▶ **Written task**
Lines from the one containing "Convert this chart" through the end of the data are to be returned exactly, and no others.

▶ **Task input**
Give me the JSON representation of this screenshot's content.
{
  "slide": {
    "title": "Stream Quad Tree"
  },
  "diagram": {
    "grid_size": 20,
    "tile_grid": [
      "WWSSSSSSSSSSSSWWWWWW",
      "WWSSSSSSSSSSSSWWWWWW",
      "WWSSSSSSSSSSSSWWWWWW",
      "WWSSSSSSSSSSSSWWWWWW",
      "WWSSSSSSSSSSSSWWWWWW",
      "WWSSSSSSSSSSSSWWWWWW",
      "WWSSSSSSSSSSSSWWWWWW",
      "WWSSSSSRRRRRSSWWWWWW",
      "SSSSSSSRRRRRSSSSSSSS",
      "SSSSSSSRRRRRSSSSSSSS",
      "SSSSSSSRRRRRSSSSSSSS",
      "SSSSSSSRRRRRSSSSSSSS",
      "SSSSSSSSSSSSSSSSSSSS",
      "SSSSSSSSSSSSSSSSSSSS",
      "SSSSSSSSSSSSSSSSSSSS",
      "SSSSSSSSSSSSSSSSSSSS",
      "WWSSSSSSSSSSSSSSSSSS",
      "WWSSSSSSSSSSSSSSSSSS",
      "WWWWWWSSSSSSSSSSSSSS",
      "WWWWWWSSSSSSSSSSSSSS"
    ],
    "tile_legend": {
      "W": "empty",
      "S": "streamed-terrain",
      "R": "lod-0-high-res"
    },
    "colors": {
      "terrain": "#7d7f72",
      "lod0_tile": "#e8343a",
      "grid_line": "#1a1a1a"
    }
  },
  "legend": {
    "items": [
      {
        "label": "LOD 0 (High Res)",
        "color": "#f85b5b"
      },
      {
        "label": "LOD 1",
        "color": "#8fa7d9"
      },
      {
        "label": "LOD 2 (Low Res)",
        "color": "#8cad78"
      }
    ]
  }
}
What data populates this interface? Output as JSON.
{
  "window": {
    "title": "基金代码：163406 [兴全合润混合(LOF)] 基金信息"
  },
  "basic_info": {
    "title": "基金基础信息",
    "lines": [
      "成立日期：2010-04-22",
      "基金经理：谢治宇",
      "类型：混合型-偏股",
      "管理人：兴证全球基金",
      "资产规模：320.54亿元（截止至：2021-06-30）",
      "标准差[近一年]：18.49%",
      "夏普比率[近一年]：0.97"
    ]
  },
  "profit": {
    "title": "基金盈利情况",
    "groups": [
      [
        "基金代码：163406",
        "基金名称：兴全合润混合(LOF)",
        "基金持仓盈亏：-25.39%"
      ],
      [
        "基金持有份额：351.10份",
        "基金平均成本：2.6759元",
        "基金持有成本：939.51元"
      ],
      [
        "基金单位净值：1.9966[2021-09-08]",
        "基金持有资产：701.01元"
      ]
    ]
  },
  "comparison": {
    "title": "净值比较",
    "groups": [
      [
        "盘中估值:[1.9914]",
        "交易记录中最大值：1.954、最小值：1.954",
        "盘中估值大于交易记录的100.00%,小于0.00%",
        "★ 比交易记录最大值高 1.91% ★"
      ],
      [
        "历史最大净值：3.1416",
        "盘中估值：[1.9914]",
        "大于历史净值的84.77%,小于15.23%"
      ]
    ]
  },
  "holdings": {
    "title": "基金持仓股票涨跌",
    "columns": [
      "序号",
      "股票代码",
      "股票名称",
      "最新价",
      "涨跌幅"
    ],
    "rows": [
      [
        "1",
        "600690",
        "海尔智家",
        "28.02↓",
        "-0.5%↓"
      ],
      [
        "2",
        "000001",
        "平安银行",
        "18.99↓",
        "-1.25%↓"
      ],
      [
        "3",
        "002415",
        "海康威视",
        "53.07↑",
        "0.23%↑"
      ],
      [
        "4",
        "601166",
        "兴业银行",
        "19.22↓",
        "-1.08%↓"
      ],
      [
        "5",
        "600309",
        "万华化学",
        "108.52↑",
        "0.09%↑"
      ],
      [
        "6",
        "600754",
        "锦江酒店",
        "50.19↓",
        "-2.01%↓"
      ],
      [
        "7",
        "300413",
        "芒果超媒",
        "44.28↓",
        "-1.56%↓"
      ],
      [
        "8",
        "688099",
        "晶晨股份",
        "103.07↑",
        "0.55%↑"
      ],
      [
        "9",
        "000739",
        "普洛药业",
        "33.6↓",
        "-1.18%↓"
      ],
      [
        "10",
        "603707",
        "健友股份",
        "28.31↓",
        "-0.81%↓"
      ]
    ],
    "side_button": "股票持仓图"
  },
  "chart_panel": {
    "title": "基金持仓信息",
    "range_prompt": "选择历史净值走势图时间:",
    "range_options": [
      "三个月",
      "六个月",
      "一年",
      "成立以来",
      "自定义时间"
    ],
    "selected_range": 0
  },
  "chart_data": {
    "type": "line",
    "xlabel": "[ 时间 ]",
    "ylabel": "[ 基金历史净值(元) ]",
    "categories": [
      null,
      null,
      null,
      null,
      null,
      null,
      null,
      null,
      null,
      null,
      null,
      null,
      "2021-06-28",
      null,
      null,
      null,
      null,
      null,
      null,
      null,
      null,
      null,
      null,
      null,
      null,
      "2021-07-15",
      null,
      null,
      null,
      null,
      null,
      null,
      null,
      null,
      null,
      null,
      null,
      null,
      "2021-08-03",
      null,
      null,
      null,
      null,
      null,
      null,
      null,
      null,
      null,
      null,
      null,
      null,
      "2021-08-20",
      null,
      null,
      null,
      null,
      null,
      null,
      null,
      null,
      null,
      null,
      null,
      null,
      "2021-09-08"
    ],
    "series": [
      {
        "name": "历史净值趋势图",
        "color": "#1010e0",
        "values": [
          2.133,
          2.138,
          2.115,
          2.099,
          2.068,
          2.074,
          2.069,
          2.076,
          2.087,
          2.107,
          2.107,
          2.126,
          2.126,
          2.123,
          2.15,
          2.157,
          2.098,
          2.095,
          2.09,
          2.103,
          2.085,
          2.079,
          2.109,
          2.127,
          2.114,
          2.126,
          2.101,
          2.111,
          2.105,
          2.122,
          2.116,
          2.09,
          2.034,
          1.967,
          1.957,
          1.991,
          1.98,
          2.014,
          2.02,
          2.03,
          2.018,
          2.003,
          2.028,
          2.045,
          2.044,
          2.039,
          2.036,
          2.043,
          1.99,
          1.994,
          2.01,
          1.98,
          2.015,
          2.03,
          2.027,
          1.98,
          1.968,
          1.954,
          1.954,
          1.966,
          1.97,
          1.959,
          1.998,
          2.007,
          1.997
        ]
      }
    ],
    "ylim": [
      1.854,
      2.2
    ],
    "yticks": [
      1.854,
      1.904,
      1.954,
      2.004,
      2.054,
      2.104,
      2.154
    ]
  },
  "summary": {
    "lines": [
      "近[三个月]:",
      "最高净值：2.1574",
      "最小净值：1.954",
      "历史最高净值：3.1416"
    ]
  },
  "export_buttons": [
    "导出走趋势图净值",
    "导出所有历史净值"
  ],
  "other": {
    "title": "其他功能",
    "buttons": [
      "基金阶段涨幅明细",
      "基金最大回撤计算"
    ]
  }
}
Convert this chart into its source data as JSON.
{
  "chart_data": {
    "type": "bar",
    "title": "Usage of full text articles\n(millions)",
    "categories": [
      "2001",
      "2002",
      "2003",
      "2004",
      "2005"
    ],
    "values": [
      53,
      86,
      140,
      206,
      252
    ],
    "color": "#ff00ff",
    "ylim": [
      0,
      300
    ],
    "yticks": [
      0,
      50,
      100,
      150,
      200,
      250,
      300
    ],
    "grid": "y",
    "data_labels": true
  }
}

▶ **Response**
Convert this chart into its source data as JSON.
{
  "chart_data": {
    "type": "bar",
    "title": "Usage of full text articles\n(millions)",
    "categories": [
      "2001",
      "2002",
      "2003",
      "2004",
      "2005"
    ],
    "values": [
      53,
      86,
      140,
      206,
      252
    ],
    "color": "#ff00ff",
    "ylim": [
      0,
      300
    ],
    "yticks": [
      0,
      50,
      100,
      150,
      200,
      250,
      300
    ],
    "grid": "y",
    "data_labels": true
  }
}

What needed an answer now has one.